# start of Records to use

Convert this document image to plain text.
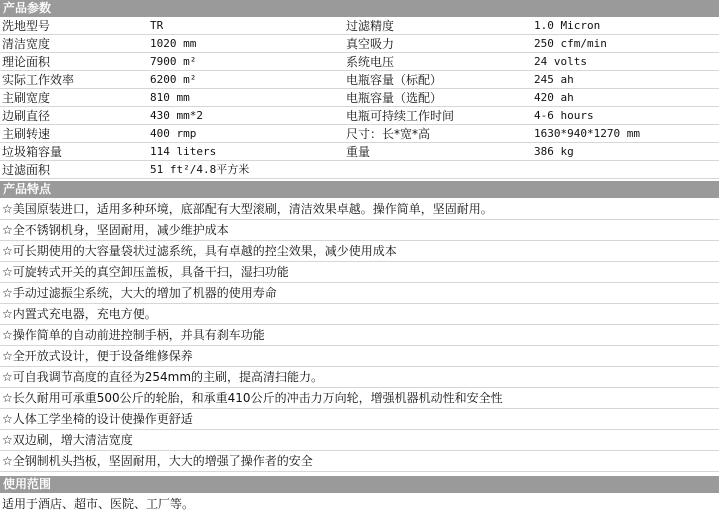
产品参数
洗地型号	TR	过滤精度	1.0 Micron
清洁宽度	1020 mm	真空吸力	250 cfm/min
理论面积	7900 m²	系统电压	24 volts
实际工作效率	6200 m²	电瓶容量（标配）	245 ah
主刷宽度	810 mm	电瓶容量（选配）	420 ah
边刷直径	430 mm*2	电瓶可持续工作时间	4-6 hours
主刷转速	400 rmp	尺寸：长*宽*高	1630*940*1270 mm
垃圾箱容量	114 liters	重量	386 kg
过滤面积	51 ft²/4.8平方米
产品特点
☆美国原装进口，适用多种环境，底部配有大型滚刷，清洁效果卓越。操作简单，坚固耐用。
☆全不锈钢机身，坚固耐用，减少维护成本
☆可长期使用的大容量袋状过滤系统，具有卓越的控尘效果，减少使用成本
☆可旋转式开关的真空卸压盖板，具备干扫，湿扫功能
☆手动过滤振尘系统，大大的增加了机器的使用寿命
☆内置式充电器，充电方便。
☆操作简单的自动前进控制手柄，并具有刹车功能
☆全开放式设计，便于设备维修保养
☆可自我调节高度的直径为254mm的主刷，提高清扫能力。
☆长久耐用可承重500公斤的轮胎，和承重410公斤的冲击力万向轮，增强机器机动性和安全性
☆人体工学坐椅的设计使操作更舒适
☆双边刷，增大清洁宽度
☆全钢制机头挡板，坚固耐用，大大的增强了操作者的安全
使用范围
适用于酒店、超市、医院、工厂等。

# end of Records to use

● **What to work on**: The data above should be repeated exactly, minus any pictures.

● **Result of this exercise**:
Convert this document image to plain text.
产品参数
洗地型号	TR	过滤精度	1.0 Micron
清洁宽度	1020 mm	真空吸力	250 cfm/min
理论面积	7900 m²	系统电压	24 volts
实际工作效率	6200 m²	电瓶容量（标配）	245 ah
主刷宽度	810 mm	电瓶容量（选配）	420 ah
边刷直径	430 mm*2	电瓶可持续工作时间	4-6 hours
主刷转速	400 rmp	尺寸：长*宽*高	1630*940*1270 mm
垃圾箱容量	114 liters	重量	386 kg
过滤面积	51 ft²/4.8平方米
产品特点
☆美国原装进口，适用多种环境，底部配有大型滚刷，清洁效果卓越。操作简单，坚固耐用。
☆全不锈钢机身，坚固耐用，减少维护成本
☆可长期使用的大容量袋状过滤系统，具有卓越的控尘效果，减少使用成本
☆可旋转式开关的真空卸压盖板，具备干扫，湿扫功能
☆手动过滤振尘系统，大大的增加了机器的使用寿命
☆内置式充电器，充电方便。
☆操作简单的自动前进控制手柄，并具有刹车功能
☆全开放式设计，便于设备维修保养
☆可自我调节高度的直径为254mm的主刷，提高清扫能力。
☆长久耐用可承重500公斤的轮胎，和承重410公斤的冲击力万向轮，增强机器机动性和安全性
☆人体工学坐椅的设计使操作更舒适
☆双边刷，增大清洁宽度
☆全钢制机头挡板，坚固耐用，大大的增强了操作者的安全
使用范围
适用于酒店、超市、医院、工厂等。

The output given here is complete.